Only the pictures stay out; every record is to be quoted exactly.

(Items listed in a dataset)
========
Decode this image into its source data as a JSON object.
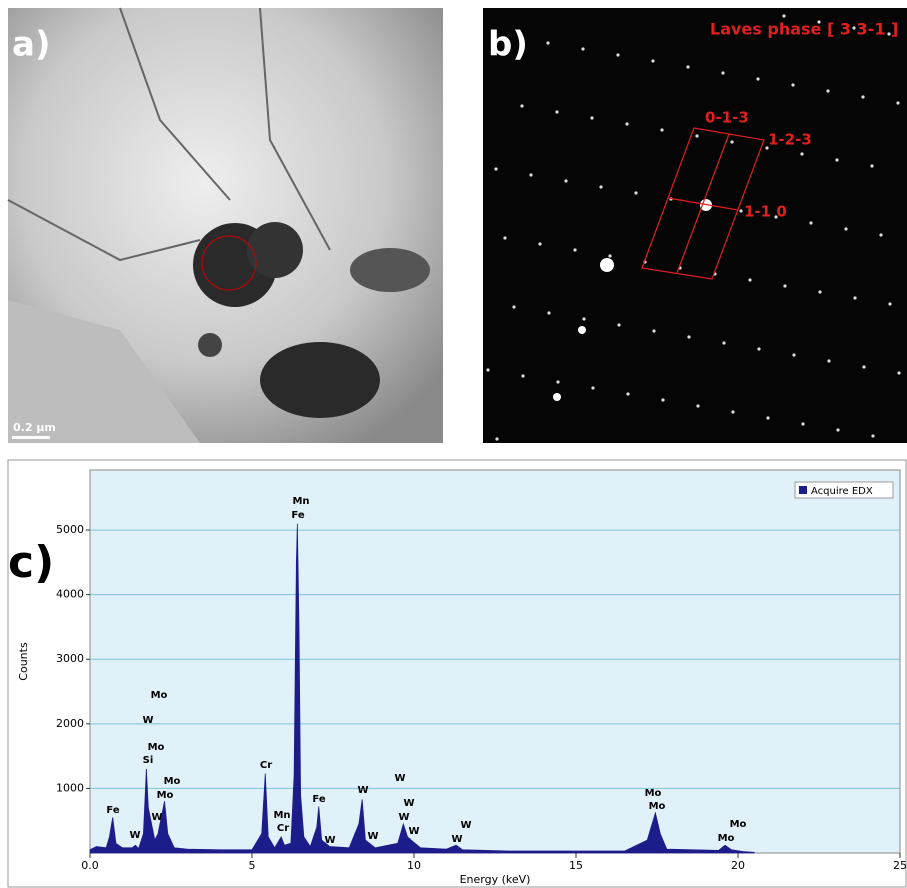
{
  "panels": {
    "a": {
      "label": "a)",
      "scale_bar": "0.2 µm"
    },
    "b": {
      "label": "b)",
      "title": "Laves phase [ 3 3-1 ]",
      "spots": [
        "0-1-3",
        "1-2-3",
        "1-1 0"
      ]
    },
    "c": {
      "label": "c)"
    }
  },
  "chart_data": {
    "type": "area",
    "xlabel": "Energy (keV)",
    "ylabel": "Counts",
    "xlim": [
      0,
      25
    ],
    "ylim": [
      0,
      5930
    ],
    "xticks": [
      {
        "value": 0,
        "label": "0.0"
      },
      5,
      10,
      15,
      20,
      25
    ],
    "yticks": [
      1000,
      2000,
      3000,
      4000,
      5000
    ],
    "grid": true,
    "legend": "upper right",
    "background": "#e1f1f9",
    "x": [
      0,
      0.2,
      0.5,
      0.6,
      0.7,
      0.8,
      1.0,
      1.3,
      1.4,
      1.5,
      1.65,
      1.74,
      1.8,
      1.9,
      2.0,
      2.1,
      2.3,
      2.4,
      2.6,
      3.0,
      4.0,
      5.0,
      5.3,
      5.41,
      5.5,
      5.7,
      5.9,
      6.0,
      6.2,
      6.3,
      6.37,
      6.4,
      6.45,
      6.5,
      6.6,
      6.8,
      7.0,
      7.06,
      7.15,
      7.4,
      8.0,
      8.3,
      8.4,
      8.5,
      8.8,
      9.5,
      9.67,
      9.8,
      9.96,
      10.2,
      11.0,
      11.3,
      11.5,
      13.0,
      16.5,
      17.2,
      17.45,
      17.6,
      17.8,
      19.4,
      19.6,
      19.8,
      20.2,
      20.5
    ],
    "series": [
      {
        "name": "Acquire EDX",
        "color": "#1c1c8a",
        "values": [
          50,
          100,
          80,
          250,
          550,
          150,
          80,
          80,
          120,
          70,
          300,
          1300,
          700,
          450,
          200,
          300,
          800,
          300,
          80,
          60,
          50,
          50,
          300,
          1230,
          250,
          80,
          250,
          120,
          150,
          1200,
          4500,
          5100,
          3500,
          900,
          250,
          100,
          400,
          720,
          200,
          100,
          80,
          450,
          830,
          200,
          80,
          150,
          450,
          250,
          180,
          80,
          60,
          120,
          50,
          30,
          30,
          200,
          620,
          300,
          60,
          40,
          120,
          50,
          20,
          10
        ]
      }
    ],
    "annotations": [
      "Fe",
      "W",
      "W",
      "Si",
      "Mo",
      "W",
      "Mo",
      "Mo",
      "Mo",
      "Cr",
      "Mn",
      "Cr",
      "Mn",
      "Fe",
      "Fe",
      "W",
      "W",
      "W",
      "W",
      "W",
      "W",
      "W",
      "W",
      "W",
      "Mo",
      "Mo",
      "Mo",
      "Mo"
    ]
  }
}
========
**Output of the exercise:**
Decode this image into its source data as a JSON object.
{
  "panels": {
    "a": {
      "label": "a)",
      "scale_bar": "0.2 µm"
    },
    "b": {
      "label": "b)",
      "title": "Laves phase [ 3 3-1 ]",
      "spots": [
        "0-1-3",
        "1-2-3",
        "1-1 0"
      ]
    },
    "c": {
      "label": "c)"
    }
  },
  "chart_data": {
    "type": "area",
    "xlabel": "Energy (keV)",
    "ylabel": "Counts",
    "xlim": [
      0,
      25
    ],
    "ylim": [
      0,
      5930
    ],
    "xticks": [
      {
        "value": 0,
        "label": "0.0"
      },
      5,
      10,
      15,
      20,
      25
    ],
    "yticks": [
      1000,
      2000,
      3000,
      4000,
      5000
    ],
    "grid": true,
    "legend": "upper right",
    "background": "#e1f1f9",
    "x": [
      0,
      0.2,
      0.5,
      0.6,
      0.7,
      0.8,
      1.0,
      1.3,
      1.4,
      1.5,
      1.65,
      1.74,
      1.8,
      1.9,
      2.0,
      2.1,
      2.3,
      2.4,
      2.6,
      3.0,
      4.0,
      5.0,
      5.3,
      5.41,
      5.5,
      5.7,
      5.9,
      6.0,
      6.2,
      6.3,
      6.37,
      6.4,
      6.45,
      6.5,
      6.6,
      6.8,
      7.0,
      7.06,
      7.15,
      7.4,
      8.0,
      8.3,
      8.4,
      8.5,
      8.8,
      9.5,
      9.67,
      9.8,
      9.96,
      10.2,
      11.0,
      11.3,
      11.5,
      13.0,
      16.5,
      17.2,
      17.45,
      17.6,
      17.8,
      19.4,
      19.6,
      19.8,
      20.2,
      20.5
    ],
    "series": [
      {
        "name": "Acquire EDX",
        "color": "#1c1c8a",
        "values": [
          50,
          100,
          80,
          250,
          550,
          150,
          80,
          80,
          120,
          70,
          300,
          1300,
          700,
          450,
          200,
          300,
          800,
          300,
          80,
          60,
          50,
          50,
          300,
          1230,
          250,
          80,
          250,
          120,
          150,
          1200,
          4500,
          5100,
          3500,
          900,
          250,
          100,
          400,
          720,
          200,
          100,
          80,
          450,
          830,
          200,
          80,
          150,
          450,
          250,
          180,
          80,
          60,
          120,
          50,
          30,
          30,
          200,
          620,
          300,
          60,
          40,
          120,
          50,
          20,
          10
        ]
      }
    ],
    "annotations": [
      "Fe",
      "W",
      "W",
      "Si",
      "Mo",
      "W",
      "Mo",
      "Mo",
      "Mo",
      "Cr",
      "Mn",
      "Cr",
      "Mn",
      "Fe",
      "Fe",
      "W",
      "W",
      "W",
      "W",
      "W",
      "W",
      "W",
      "W",
      "W",
      "Mo",
      "Mo",
      "Mo",
      "Mo"
    ]
  }
}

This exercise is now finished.